- **PROBLEM STATEMENT**
Print every entry exactly as written.

★ ★ ★ ★ ★ ★ ★

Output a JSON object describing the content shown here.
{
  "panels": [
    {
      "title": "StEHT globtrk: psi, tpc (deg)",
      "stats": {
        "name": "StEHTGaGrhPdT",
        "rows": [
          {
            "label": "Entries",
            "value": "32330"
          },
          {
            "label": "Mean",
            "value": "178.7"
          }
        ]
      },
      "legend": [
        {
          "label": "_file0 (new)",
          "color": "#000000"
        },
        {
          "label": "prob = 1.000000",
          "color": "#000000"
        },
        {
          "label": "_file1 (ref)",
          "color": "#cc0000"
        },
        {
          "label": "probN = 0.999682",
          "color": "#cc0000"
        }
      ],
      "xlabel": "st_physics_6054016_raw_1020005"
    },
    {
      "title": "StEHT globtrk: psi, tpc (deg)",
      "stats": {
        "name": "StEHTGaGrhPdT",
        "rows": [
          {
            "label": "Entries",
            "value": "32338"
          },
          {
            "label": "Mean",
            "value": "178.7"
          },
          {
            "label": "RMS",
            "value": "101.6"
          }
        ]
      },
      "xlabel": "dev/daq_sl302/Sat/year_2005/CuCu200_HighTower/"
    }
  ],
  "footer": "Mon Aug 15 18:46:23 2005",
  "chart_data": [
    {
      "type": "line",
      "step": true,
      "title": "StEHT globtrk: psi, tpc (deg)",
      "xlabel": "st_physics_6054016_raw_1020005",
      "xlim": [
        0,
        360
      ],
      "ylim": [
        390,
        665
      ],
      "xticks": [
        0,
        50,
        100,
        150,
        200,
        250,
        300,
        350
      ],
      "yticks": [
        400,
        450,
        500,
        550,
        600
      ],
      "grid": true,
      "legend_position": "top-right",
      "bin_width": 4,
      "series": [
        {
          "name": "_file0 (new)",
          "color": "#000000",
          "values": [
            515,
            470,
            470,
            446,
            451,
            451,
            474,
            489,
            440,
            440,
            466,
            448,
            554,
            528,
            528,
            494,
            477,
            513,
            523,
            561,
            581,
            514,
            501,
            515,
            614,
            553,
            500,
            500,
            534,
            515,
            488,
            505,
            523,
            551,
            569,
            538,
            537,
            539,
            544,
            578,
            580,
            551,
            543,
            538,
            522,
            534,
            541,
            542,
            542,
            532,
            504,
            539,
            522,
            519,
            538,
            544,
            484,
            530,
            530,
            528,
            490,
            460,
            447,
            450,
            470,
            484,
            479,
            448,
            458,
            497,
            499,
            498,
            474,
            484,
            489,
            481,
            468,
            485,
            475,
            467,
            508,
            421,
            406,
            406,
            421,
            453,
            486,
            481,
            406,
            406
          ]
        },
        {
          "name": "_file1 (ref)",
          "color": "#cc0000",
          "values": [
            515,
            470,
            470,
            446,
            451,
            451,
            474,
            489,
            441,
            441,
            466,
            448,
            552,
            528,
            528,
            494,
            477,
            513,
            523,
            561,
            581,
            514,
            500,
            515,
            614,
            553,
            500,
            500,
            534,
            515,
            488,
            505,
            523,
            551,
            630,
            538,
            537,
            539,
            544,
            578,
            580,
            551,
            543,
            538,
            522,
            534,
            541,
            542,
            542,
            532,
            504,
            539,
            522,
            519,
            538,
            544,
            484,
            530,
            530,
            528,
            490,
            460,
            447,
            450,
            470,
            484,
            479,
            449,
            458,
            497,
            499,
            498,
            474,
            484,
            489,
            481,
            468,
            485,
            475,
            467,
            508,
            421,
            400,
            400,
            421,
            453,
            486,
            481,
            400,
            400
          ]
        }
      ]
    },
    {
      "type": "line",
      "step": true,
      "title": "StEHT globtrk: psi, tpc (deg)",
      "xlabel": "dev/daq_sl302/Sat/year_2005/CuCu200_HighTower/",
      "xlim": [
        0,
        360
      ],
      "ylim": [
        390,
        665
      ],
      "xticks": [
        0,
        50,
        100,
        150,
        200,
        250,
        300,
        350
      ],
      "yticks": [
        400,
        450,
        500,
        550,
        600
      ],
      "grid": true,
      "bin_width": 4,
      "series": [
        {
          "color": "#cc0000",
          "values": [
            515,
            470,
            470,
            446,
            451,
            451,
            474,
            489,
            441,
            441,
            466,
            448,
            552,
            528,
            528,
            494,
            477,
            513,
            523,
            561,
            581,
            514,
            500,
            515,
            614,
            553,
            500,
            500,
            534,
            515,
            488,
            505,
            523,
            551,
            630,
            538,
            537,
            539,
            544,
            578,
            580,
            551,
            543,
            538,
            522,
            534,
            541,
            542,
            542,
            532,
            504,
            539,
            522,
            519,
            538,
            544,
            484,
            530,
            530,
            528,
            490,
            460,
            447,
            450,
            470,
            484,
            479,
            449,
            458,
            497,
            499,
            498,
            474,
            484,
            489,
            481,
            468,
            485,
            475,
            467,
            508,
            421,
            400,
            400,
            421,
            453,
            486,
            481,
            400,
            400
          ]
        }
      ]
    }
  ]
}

★ ★ ★ ★ ★ ★ ★

- **EXERCISE ANSWER**
Output a JSON object describing the content shown here.
{
  "panels": [
    {
      "title": "StEHT globtrk: psi, tpc (deg)",
      "stats": {
        "name": "StEHTGaGrhPdT",
        "rows": [
          {
            "label": "Entries",
            "value": "32330"
          },
          {
            "label": "Mean",
            "value": "178.7"
          }
        ]
      },
      "legend": [
        {
          "label": "_file0 (new)",
          "color": "#000000"
        },
        {
          "label": "prob = 1.000000",
          "color": "#000000"
        },
        {
          "label": "_file1 (ref)",
          "color": "#cc0000"
        },
        {
          "label": "probN = 0.999682",
          "color": "#cc0000"
        }
      ],
      "xlabel": "st_physics_6054016_raw_1020005"
    },
    {
      "title": "StEHT globtrk: psi, tpc (deg)",
      "stats": {
        "name": "StEHTGaGrhPdT",
        "rows": [
          {
            "label": "Entries",
            "value": "32338"
          },
          {
            "label": "Mean",
            "value": "178.7"
          },
          {
            "label": "RMS",
            "value": "101.6"
          }
        ]
      },
      "xlabel": "dev/daq_sl302/Sat/year_2005/CuCu200_HighTower/"
    }
  ],
  "footer": "Mon Aug 15 18:46:23 2005",
  "chart_data": [
    {
      "type": "line",
      "step": true,
      "title": "StEHT globtrk: psi, tpc (deg)",
      "xlabel": "st_physics_6054016_raw_1020005",
      "xlim": [
        0,
        360
      ],
      "ylim": [
        390,
        665
      ],
      "xticks": [
        0,
        50,
        100,
        150,
        200,
        250,
        300,
        350
      ],
      "yticks": [
        400,
        450,
        500,
        550,
        600
      ],
      "grid": true,
      "legend_position": "top-right",
      "bin_width": 4,
      "series": [
        {
          "name": "_file0 (new)",
          "color": "#000000",
          "values": [
            515,
            470,
            470,
            446,
            451,
            451,
            474,
            489,
            440,
            440,
            466,
            448,
            554,
            528,
            528,
            494,
            477,
            513,
            523,
            561,
            581,
            514,
            501,
            515,
            614,
            553,
            500,
            500,
            534,
            515,
            488,
            505,
            523,
            551,
            569,
            538,
            537,
            539,
            544,
            578,
            580,
            551,
            543,
            538,
            522,
            534,
            541,
            542,
            542,
            532,
            504,
            539,
            522,
            519,
            538,
            544,
            484,
            530,
            530,
            528,
            490,
            460,
            447,
            450,
            470,
            484,
            479,
            448,
            458,
            497,
            499,
            498,
            474,
            484,
            489,
            481,
            468,
            485,
            475,
            467,
            508,
            421,
            406,
            406,
            421,
            453,
            486,
            481,
            406,
            406
          ]
        },
        {
          "name": "_file1 (ref)",
          "color": "#cc0000",
          "values": [
            515,
            470,
            470,
            446,
            451,
            451,
            474,
            489,
            441,
            441,
            466,
            448,
            552,
            528,
            528,
            494,
            477,
            513,
            523,
            561,
            581,
            514,
            500,
            515,
            614,
            553,
            500,
            500,
            534,
            515,
            488,
            505,
            523,
            551,
            630,
            538,
            537,
            539,
            544,
            578,
            580,
            551,
            543,
            538,
            522,
            534,
            541,
            542,
            542,
            532,
            504,
            539,
            522,
            519,
            538,
            544,
            484,
            530,
            530,
            528,
            490,
            460,
            447,
            450,
            470,
            484,
            479,
            449,
            458,
            497,
            499,
            498,
            474,
            484,
            489,
            481,
            468,
            485,
            475,
            467,
            508,
            421,
            400,
            400,
            421,
            453,
            486,
            481,
            400,
            400
          ]
        }
      ]
    },
    {
      "type": "line",
      "step": true,
      "title": "StEHT globtrk: psi, tpc (deg)",
      "xlabel": "dev/daq_sl302/Sat/year_2005/CuCu200_HighTower/",
      "xlim": [
        0,
        360
      ],
      "ylim": [
        390,
        665
      ],
      "xticks": [
        0,
        50,
        100,
        150,
        200,
        250,
        300,
        350
      ],
      "yticks": [
        400,
        450,
        500,
        550,
        600
      ],
      "grid": true,
      "bin_width": 4,
      "series": [
        {
          "color": "#cc0000",
          "values": [
            515,
            470,
            470,
            446,
            451,
            451,
            474,
            489,
            441,
            441,
            466,
            448,
            552,
            528,
            528,
            494,
            477,
            513,
            523,
            561,
            581,
            514,
            500,
            515,
            614,
            553,
            500,
            500,
            534,
            515,
            488,
            505,
            523,
            551,
            630,
            538,
            537,
            539,
            544,
            578,
            580,
            551,
            543,
            538,
            522,
            534,
            541,
            542,
            542,
            532,
            504,
            539,
            522,
            519,
            538,
            544,
            484,
            530,
            530,
            528,
            490,
            460,
            447,
            450,
            470,
            484,
            479,
            449,
            458,
            497,
            499,
            498,
            474,
            484,
            489,
            481,
            468,
            485,
            475,
            467,
            508,
            421,
            400,
            400,
            421,
            453,
            486,
            481,
            400,
            400
          ]
        }
      ]
    }
  ]
}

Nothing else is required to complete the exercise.